* Exercise goal *
Each record below should be repeated precisely as written.

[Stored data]
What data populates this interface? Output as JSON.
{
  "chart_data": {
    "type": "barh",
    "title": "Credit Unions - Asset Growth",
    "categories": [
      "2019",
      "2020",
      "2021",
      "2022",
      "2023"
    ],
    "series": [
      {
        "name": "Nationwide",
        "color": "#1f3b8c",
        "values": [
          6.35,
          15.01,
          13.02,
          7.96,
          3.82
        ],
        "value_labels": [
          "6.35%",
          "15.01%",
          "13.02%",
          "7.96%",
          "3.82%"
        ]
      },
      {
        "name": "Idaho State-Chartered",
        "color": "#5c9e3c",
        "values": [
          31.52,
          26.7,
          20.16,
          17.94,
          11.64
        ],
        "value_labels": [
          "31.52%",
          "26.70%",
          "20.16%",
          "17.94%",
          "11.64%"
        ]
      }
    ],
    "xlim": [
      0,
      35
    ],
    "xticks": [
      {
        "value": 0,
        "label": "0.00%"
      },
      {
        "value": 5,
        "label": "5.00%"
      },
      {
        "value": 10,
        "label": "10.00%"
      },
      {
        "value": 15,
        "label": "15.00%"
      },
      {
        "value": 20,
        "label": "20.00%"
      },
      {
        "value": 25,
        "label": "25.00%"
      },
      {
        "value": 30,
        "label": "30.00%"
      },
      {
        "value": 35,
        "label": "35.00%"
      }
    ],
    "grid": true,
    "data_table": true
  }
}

* Completed exercise *
What data populates this interface? Output as JSON.
{
  "chart_data": {
    "type": "barh",
    "title": "Credit Unions - Asset Growth",
    "categories": [
      "2019",
      "2020",
      "2021",
      "2022",
      "2023"
    ],
    "series": [
      {
        "name": "Nationwide",
        "color": "#1f3b8c",
        "values": [
          6.35,
          15.01,
          13.02,
          7.96,
          3.82
        ],
        "value_labels": [
          "6.35%",
          "15.01%",
          "13.02%",
          "7.96%",
          "3.82%"
        ]
      },
      {
        "name": "Idaho State-Chartered",
        "color": "#5c9e3c",
        "values": [
          31.52,
          26.7,
          20.16,
          17.94,
          11.64
        ],
        "value_labels": [
          "31.52%",
          "26.70%",
          "20.16%",
          "17.94%",
          "11.64%"
        ]
      }
    ],
    "xlim": [
      0,
      35
    ],
    "xticks": [
      {
        "value": 0,
        "label": "0.00%"
      },
      {
        "value": 5,
        "label": "5.00%"
      },
      {
        "value": 10,
        "label": "10.00%"
      },
      {
        "value": 15,
        "label": "15.00%"
      },
      {
        "value": 20,
        "label": "20.00%"
      },
      {
        "value": 25,
        "label": "25.00%"
      },
      {
        "value": 30,
        "label": "30.00%"
      },
      {
        "value": 35,
        "label": "35.00%"
      }
    ],
    "grid": true,
    "data_table": true
  }
}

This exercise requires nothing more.